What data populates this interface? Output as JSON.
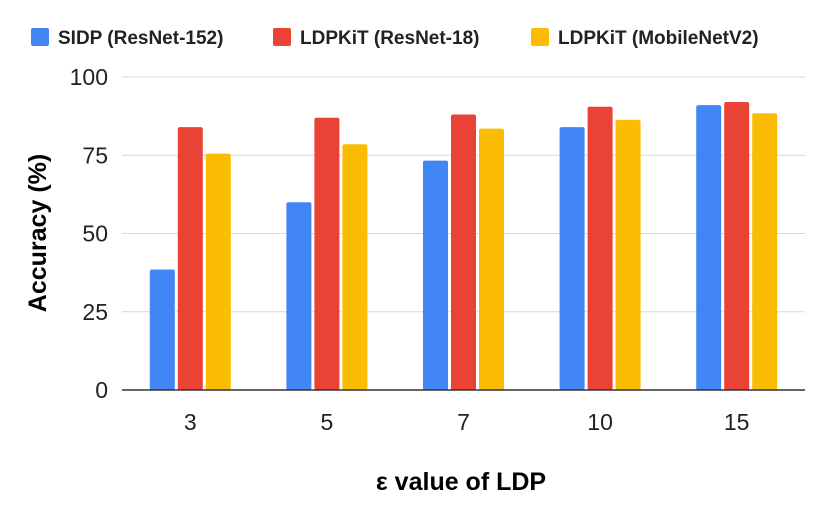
{
  "chart_data": {
    "type": "bar",
    "title": "",
    "xlabel": "ε value of LDP",
    "ylabel": "Accuracy (%)",
    "categories": [
      "3",
      "5",
      "7",
      "10",
      "15"
    ],
    "ylim": [
      0,
      100
    ],
    "yticks": [
      "0",
      "25",
      "50",
      "75",
      "100"
    ],
    "grid": true,
    "legend_position": "top",
    "series": [
      {
        "name": "SIDP (ResNet-152)",
        "color": "#4285f4",
        "values": [
          38.5,
          60,
          73.3,
          84,
          91
        ]
      },
      {
        "name": "LDPKiT (ResNet-18)",
        "color": "#ea4335",
        "values": [
          84,
          87,
          88,
          90.5,
          92
        ]
      },
      {
        "name": "LDPKiT (MobileNetV2)",
        "color": "#fbbc04",
        "values": [
          75.5,
          78.5,
          83.5,
          86.3,
          88.4
        ]
      }
    ]
  }
}
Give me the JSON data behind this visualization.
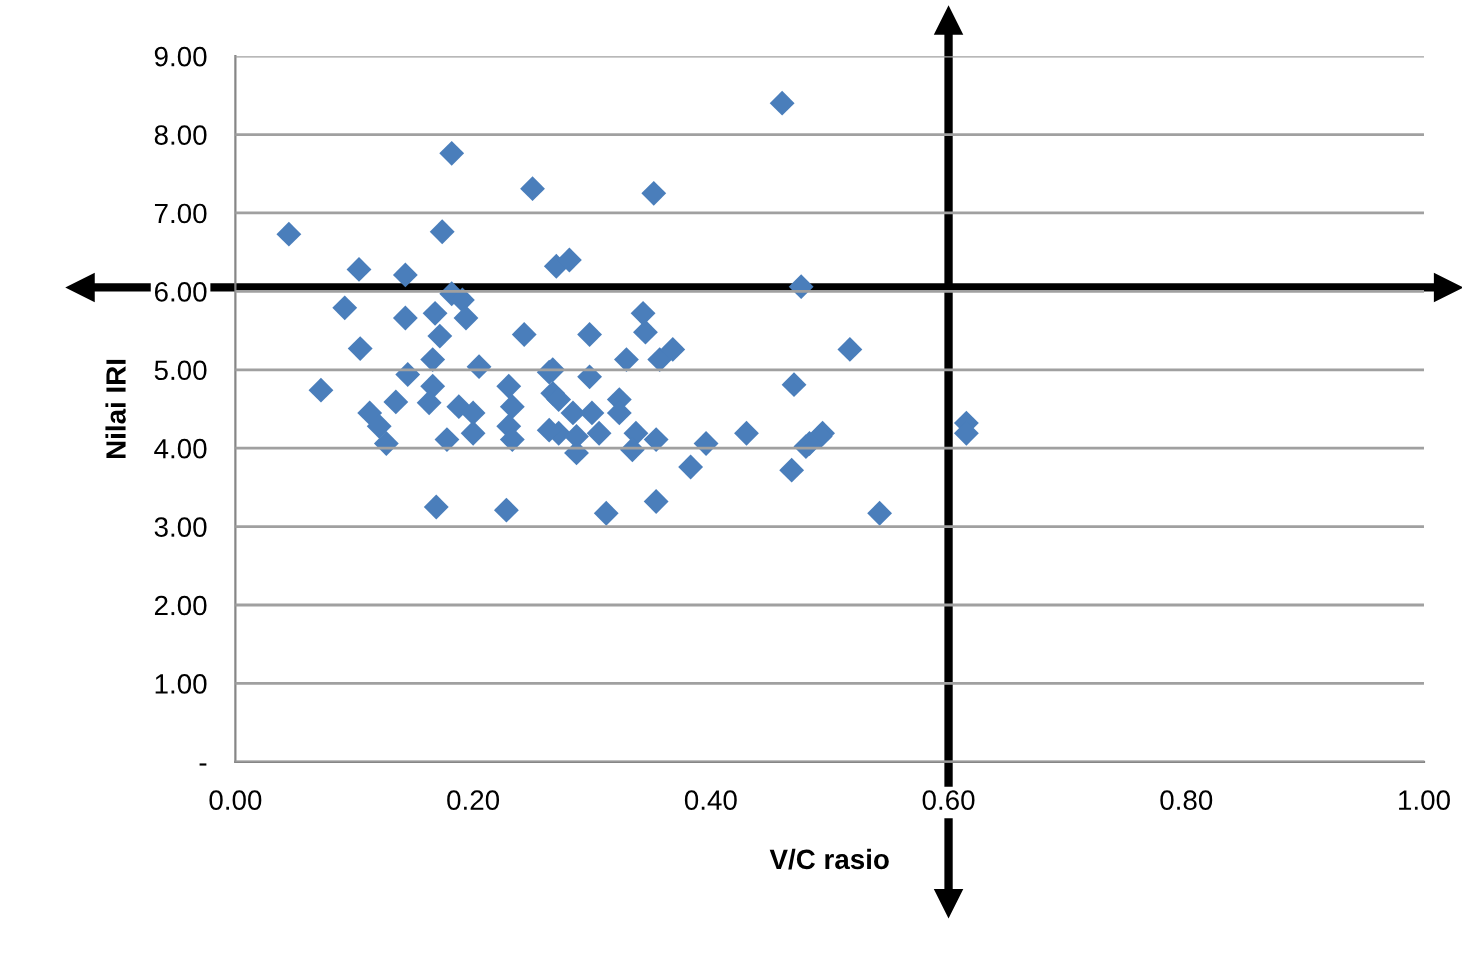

**Given problem**
Work out how many lines in the records above contain the word "color", and give only that number.

**Final result**
3